‘Ban Snowden’s name’: Terror trial prosecution fears anti-surveillance jury bias

Former U.S. National Security Agency contractor Edward Snowden and Adel Daoud (Reuters/U.S. Marshal's Office)
US prosecutors are trying to ban any mention of whistleblower Edward Snowden in the case of 21-year-old Adel Daoud, a Chicago terror suspect – fearing the jurors may disregard the evidence because of the way it was collected.

Daoud, a US citizen of Egyptian origin, was arrested in September 2012 during an FBI sting operation. According to the federal prosecutors, he was contacted by undercover FBI agents posing as terrorists in May that year, and discussed a plot to kill a large number of Americans by setting off a bomb at a Chicago bar. The man pleaded “not guilty” to the charges.

A court of appeals last year denied the man's defense team to study Foreign Intelligence Surveillance Court records on Daoud although the lawyers said they were required to get ready for the trial. According to the defense, the teenager was targeted by an FBI-orchestrated sting because of computer searches related to a term paper, which contained Osama bin Laden’s name.

"Without access to FISA materials, it is virtually impossible for defendants to challenge the lawfulness of the government's surveillance of them," the would-be jihadist’s appeal said in February.

And since it was Snowden who earlier disclosed how that court extended the US government’s surveillance powers and didn’t tell anyone about it, this is seen by Chicago prosecutors as dangerous, according to the AP.

And now, the federal prosecution wants to prohibit the defense from even uttering the NSA whistleblower’s name, as it shouldn’t be able “to encourage the jury to disregard the evidence because of the means of collection.”

Since Congress created the FISA in 1978, no defense attorney has ever been granted access to its warrant applications.

And there are other problems that have been coming to light relating to the FBI’s conduct in such cases. Defense lawyers in a number of terrorism cases have pointed out that undercover FBI agents not only provided the means, but also incited the suspects to acts of terrorism, often unwittingly.

READ MORE: FBI entrapped suspects in almost all high-profile terrorism cases in US

A Human Rights Watch report from July 2014 criticized government agents targeting “vulnerable individuals… including people with intellectual and mental disabilities.” The report quotes Mona Daoud, who described her son as “not the person with a complete mind.”

ACTION ITEM: Repeat word for word the section of the article on the Daoud terror trial that opens with the words containing "Daoud, a US" and closes with "to the charges.".

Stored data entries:
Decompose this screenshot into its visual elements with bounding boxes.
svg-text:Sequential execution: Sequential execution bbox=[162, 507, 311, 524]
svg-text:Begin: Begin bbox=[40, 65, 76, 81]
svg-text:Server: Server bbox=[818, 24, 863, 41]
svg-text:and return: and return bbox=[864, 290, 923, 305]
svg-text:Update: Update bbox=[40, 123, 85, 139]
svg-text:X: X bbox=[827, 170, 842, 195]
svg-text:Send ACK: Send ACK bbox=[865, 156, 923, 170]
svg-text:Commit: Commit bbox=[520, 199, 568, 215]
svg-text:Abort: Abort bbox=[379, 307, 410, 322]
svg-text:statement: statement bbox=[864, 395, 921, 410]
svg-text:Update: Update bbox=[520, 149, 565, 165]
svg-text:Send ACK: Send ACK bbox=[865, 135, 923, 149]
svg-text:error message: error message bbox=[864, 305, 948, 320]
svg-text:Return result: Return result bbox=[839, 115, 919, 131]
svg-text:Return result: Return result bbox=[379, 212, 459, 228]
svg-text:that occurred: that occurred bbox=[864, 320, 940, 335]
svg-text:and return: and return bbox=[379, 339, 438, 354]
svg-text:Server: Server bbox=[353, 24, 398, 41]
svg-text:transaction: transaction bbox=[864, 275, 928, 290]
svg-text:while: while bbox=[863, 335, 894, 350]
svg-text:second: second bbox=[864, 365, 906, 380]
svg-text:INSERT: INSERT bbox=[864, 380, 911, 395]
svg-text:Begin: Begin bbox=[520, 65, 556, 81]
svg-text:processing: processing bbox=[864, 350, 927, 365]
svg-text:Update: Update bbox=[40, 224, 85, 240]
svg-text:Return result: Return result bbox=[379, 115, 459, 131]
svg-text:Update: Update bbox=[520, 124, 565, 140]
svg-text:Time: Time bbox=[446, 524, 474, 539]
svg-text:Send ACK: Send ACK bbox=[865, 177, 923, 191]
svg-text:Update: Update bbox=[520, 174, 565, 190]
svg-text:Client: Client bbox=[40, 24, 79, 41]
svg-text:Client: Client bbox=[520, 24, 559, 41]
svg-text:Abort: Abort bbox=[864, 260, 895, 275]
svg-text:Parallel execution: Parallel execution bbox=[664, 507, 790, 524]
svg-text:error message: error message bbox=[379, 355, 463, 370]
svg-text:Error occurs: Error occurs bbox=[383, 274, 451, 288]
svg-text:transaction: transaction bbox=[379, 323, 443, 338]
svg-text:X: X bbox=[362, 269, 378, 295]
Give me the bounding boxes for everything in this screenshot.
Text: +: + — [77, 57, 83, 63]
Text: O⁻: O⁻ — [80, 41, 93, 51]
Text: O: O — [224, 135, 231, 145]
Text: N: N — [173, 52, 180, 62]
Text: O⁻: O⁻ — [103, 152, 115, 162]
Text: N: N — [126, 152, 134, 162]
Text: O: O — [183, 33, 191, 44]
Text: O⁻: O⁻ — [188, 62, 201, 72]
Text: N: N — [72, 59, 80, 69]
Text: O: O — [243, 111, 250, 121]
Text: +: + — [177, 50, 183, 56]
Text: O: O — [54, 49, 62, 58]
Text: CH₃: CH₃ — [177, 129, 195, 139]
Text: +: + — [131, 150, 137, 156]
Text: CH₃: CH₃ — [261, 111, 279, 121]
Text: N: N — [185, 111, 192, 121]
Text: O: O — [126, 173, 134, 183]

RESULT BELOW:
Daoud, a US citizen of Egyptian origin, was arrested in September 2012 during an FBI sting operation. According to the federal prosecutors, he was contacted by undercover FBI agents posing as terrorists in May that year, and discussed a plot to kill a large number of Americans by setting off a bomb at a Chicago bar. The man pleaded “not guilty” to the charges.